INPUT DATA:
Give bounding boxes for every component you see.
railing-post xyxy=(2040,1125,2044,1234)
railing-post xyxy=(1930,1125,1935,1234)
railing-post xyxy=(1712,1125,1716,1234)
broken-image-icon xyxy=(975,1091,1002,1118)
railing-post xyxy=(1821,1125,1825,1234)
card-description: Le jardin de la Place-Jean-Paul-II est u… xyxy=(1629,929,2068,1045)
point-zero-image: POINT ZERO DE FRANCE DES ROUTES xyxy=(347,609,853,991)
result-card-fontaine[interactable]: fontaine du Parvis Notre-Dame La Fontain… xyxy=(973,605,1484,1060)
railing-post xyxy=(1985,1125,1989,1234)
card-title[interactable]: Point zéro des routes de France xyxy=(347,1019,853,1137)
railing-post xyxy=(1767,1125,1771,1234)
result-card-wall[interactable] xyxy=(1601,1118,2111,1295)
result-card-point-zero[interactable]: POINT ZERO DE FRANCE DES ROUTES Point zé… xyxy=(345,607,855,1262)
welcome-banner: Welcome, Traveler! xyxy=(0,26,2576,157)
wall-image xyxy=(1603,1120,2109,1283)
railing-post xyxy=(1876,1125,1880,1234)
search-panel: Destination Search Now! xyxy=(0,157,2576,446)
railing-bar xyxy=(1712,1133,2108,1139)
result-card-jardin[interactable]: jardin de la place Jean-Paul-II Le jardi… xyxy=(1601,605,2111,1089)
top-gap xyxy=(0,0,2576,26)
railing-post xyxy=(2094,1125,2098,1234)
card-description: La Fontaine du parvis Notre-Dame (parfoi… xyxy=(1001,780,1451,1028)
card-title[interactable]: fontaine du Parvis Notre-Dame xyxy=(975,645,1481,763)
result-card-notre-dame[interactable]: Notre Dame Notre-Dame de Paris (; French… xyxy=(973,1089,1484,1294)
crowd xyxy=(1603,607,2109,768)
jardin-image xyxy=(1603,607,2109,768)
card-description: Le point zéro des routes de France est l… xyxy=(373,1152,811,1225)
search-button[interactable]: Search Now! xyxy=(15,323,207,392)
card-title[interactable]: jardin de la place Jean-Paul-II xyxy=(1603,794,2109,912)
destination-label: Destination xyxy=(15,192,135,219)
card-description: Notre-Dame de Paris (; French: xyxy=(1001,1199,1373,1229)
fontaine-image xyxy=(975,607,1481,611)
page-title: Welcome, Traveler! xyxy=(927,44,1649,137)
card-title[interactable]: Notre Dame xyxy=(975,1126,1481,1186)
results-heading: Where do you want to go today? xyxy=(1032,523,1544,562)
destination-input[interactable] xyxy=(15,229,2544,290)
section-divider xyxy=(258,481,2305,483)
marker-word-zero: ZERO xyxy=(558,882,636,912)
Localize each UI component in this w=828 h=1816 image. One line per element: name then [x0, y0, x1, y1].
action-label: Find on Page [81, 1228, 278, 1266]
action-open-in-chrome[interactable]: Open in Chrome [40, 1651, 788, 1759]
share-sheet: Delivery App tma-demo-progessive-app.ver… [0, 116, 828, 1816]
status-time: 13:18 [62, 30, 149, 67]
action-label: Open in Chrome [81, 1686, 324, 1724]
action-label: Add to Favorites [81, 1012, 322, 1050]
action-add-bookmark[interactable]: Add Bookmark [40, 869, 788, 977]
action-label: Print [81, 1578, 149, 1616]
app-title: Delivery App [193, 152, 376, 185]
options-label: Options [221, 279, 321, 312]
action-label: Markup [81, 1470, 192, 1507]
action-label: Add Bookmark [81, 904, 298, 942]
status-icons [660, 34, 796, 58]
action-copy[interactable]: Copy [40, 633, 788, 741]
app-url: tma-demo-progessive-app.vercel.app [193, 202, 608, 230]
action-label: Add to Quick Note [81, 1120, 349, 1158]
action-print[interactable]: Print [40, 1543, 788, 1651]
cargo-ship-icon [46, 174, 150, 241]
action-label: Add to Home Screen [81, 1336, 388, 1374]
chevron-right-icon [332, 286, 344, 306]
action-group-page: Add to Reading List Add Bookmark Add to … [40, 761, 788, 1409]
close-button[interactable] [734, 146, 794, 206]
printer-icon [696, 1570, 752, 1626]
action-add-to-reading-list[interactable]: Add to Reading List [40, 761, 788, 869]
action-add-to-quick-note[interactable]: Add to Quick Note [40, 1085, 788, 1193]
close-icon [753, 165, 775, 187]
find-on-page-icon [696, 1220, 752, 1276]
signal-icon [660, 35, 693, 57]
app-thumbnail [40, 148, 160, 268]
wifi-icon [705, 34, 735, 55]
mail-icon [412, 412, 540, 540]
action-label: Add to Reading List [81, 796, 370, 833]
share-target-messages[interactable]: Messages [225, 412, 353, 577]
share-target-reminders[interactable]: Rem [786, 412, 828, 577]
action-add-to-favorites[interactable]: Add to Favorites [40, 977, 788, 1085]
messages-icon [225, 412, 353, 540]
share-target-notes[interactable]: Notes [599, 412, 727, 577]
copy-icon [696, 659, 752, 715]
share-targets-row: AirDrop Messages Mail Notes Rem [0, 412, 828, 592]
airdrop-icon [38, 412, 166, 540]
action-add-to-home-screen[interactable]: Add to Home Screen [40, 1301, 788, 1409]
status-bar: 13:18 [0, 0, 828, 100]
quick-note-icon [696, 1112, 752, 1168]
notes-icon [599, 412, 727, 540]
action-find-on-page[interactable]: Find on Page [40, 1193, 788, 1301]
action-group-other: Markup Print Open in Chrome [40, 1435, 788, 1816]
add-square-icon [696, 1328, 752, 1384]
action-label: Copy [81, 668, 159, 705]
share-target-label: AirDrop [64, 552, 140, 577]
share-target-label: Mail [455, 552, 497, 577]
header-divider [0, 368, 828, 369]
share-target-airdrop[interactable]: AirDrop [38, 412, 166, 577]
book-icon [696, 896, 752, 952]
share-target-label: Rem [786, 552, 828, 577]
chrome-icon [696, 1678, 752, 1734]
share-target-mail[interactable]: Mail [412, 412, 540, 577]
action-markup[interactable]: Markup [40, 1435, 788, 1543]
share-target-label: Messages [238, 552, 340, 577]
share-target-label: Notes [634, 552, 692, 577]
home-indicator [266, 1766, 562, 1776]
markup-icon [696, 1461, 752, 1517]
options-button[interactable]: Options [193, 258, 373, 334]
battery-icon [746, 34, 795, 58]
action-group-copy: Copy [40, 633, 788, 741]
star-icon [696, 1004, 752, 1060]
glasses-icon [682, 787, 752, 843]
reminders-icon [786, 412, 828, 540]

DIRECTIVE:
Extract every line from the entries above and reproduce each one verbatim, with nothing altered or left out.

SOLUTION TO THE EXERCISE:
Give bounding boxes for every component you see.
railing-post xyxy=(2040,1125,2044,1234)
railing-post xyxy=(1930,1125,1935,1234)
railing-post xyxy=(1712,1125,1716,1234)
broken-image-icon xyxy=(975,1091,1002,1118)
railing-post xyxy=(1821,1125,1825,1234)
card-description: Le jardin de la Place-Jean-Paul-II est u… xyxy=(1629,929,2068,1045)
point-zero-image: POINT ZERO DE FRANCE DES ROUTES xyxy=(347,609,853,991)
result-card-fontaine[interactable]: fontaine du Parvis Notre-Dame La Fontain… xyxy=(973,605,1484,1060)
railing-post xyxy=(1985,1125,1989,1234)
card-title[interactable]: Point zéro des routes de France xyxy=(347,1019,853,1137)
railing-post xyxy=(1767,1125,1771,1234)
result-card-wall[interactable] xyxy=(1601,1118,2111,1295)
result-card-point-zero[interactable]: POINT ZERO DE FRANCE DES ROUTES Point zé… xyxy=(345,607,855,1262)
welcome-banner: Welcome, Traveler! xyxy=(0,26,2576,157)
wall-image xyxy=(1603,1120,2109,1283)
railing-post xyxy=(1876,1125,1880,1234)
search-panel: Destination Search Now! xyxy=(0,157,2576,446)
railing-bar xyxy=(1712,1133,2108,1139)
result-card-jardin[interactable]: jardin de la place Jean-Paul-II Le jardi… xyxy=(1601,605,2111,1089)
top-gap xyxy=(0,0,2576,26)
railing-post xyxy=(2094,1125,2098,1234)
card-description: La Fontaine du parvis Notre-Dame (parfoi… xyxy=(1001,780,1451,1028)
card-title[interactable]: fontaine du Parvis Notre-Dame xyxy=(975,645,1481,763)
result-card-notre-dame[interactable]: Notre Dame Notre-Dame de Paris (; French… xyxy=(973,1089,1484,1294)
crowd xyxy=(1603,607,2109,768)
jardin-image xyxy=(1603,607,2109,768)
card-description: Le point zéro des routes de France est l… xyxy=(373,1152,811,1225)
search-button[interactable]: Search Now! xyxy=(15,323,207,392)
card-title[interactable]: jardin de la place Jean-Paul-II xyxy=(1603,794,2109,912)
destination-label: Destination xyxy=(15,192,135,219)
card-description: Notre-Dame de Paris (; French: xyxy=(1001,1199,1373,1229)
fontaine-image xyxy=(975,607,1481,611)
page-title: Welcome, Traveler! xyxy=(927,44,1649,137)
card-title[interactable]: Notre Dame xyxy=(975,1126,1481,1186)
results-heading: Where do you want to go today? xyxy=(1032,523,1544,562)
destination-input[interactable] xyxy=(15,229,2544,290)
section-divider xyxy=(258,481,2305,483)
marker-word-zero: ZERO xyxy=(558,882,636,912)
Localize each UI component in this w=828 h=1816 image. One line per element: name then [x0, y0, x1, y1].
action-label: Find on Page [81, 1228, 278, 1266]
action-open-in-chrome[interactable]: Open in Chrome [40, 1651, 788, 1759]
share-sheet: Delivery App tma-demo-progessive-app.ver… [0, 116, 828, 1816]
status-time: 13:18 [62, 30, 149, 67]
action-label: Open in Chrome [81, 1686, 324, 1724]
action-label: Add to Favorites [81, 1012, 322, 1050]
action-add-bookmark[interactable]: Add Bookmark [40, 869, 788, 977]
action-label: Print [81, 1578, 149, 1616]
app-title: Delivery App [193, 152, 376, 185]
options-label: Options [221, 279, 321, 312]
action-label: Markup [81, 1470, 192, 1507]
action-label: Add Bookmark [81, 904, 298, 942]
status-icons [660, 34, 796, 58]
action-copy[interactable]: Copy [40, 633, 788, 741]
app-url: tma-demo-progessive-app.vercel.app [193, 202, 608, 230]
action-label: Add to Quick Note [81, 1120, 349, 1158]
action-print[interactable]: Print [40, 1543, 788, 1651]
cargo-ship-icon [46, 174, 150, 241]
action-label: Add to Home Screen [81, 1336, 388, 1374]
chevron-right-icon [332, 286, 344, 306]
action-group-page: Add to Reading List Add Bookmark Add to … [40, 761, 788, 1409]
close-button[interactable] [734, 146, 794, 206]
printer-icon [696, 1570, 752, 1626]
action-add-to-reading-list[interactable]: Add to Reading List [40, 761, 788, 869]
action-add-to-quick-note[interactable]: Add to Quick Note [40, 1085, 788, 1193]
close-icon [753, 165, 775, 187]
find-on-page-icon [696, 1220, 752, 1276]
signal-icon [660, 35, 693, 57]
app-thumbnail [40, 148, 160, 268]
wifi-icon [705, 34, 735, 55]
mail-icon [412, 412, 540, 540]
action-label: Add to Reading List [81, 796, 370, 833]
share-target-messages[interactable]: Messages [225, 412, 353, 577]
share-target-reminders[interactable]: Rem [786, 412, 828, 577]
action-add-to-favorites[interactable]: Add to Favorites [40, 977, 788, 1085]
messages-icon [225, 412, 353, 540]
share-target-notes[interactable]: Notes [599, 412, 727, 577]
copy-icon [696, 659, 752, 715]
share-targets-row: AirDrop Messages Mail Notes Rem [0, 412, 828, 592]
airdrop-icon [38, 412, 166, 540]
action-add-to-home-screen[interactable]: Add to Home Screen [40, 1301, 788, 1409]
status-bar: 13:18 [0, 0, 828, 100]
quick-note-icon [696, 1112, 752, 1168]
notes-icon [599, 412, 727, 540]
action-find-on-page[interactable]: Find on Page [40, 1193, 788, 1301]
action-group-other: Markup Print Open in Chrome [40, 1435, 788, 1816]
add-square-icon [696, 1328, 752, 1384]
action-label: Copy [81, 668, 159, 705]
share-target-label: AirDrop [64, 552, 140, 577]
share-target-label: Mail [455, 552, 497, 577]
header-divider [0, 368, 828, 369]
share-target-airdrop[interactable]: AirDrop [38, 412, 166, 577]
book-icon [696, 896, 752, 952]
share-target-label: Rem [786, 552, 828, 577]
chrome-icon [696, 1678, 752, 1734]
share-target-mail[interactable]: Mail [412, 412, 540, 577]
action-markup[interactable]: Markup [40, 1435, 788, 1543]
share-target-label: Messages [238, 552, 340, 577]
share-target-label: Notes [634, 552, 692, 577]
home-indicator [266, 1766, 562, 1776]
markup-icon [696, 1461, 752, 1517]
options-button[interactable]: Options [193, 258, 373, 334]
battery-icon [746, 34, 795, 58]
action-group-copy: Copy [40, 633, 788, 741]
star-icon [696, 1004, 752, 1060]
glasses-icon [682, 787, 752, 843]
reminders-icon [786, 412, 828, 540]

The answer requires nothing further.